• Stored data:
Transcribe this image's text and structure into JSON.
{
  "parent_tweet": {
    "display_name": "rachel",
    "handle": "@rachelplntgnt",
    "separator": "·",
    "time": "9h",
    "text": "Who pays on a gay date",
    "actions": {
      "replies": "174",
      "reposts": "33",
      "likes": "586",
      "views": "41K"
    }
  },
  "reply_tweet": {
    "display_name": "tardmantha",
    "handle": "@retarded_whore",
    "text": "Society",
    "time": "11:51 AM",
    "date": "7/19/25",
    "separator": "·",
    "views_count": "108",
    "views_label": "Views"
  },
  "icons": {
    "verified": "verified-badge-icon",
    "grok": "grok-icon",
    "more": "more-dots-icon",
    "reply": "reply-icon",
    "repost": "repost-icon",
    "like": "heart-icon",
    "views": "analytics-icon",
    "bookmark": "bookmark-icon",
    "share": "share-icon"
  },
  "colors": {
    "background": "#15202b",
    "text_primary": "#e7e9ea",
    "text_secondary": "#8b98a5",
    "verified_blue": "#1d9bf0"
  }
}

• Task prompt:
Go through the records line by line and count those containing the string "handle". Give only the total.

• The solution:
2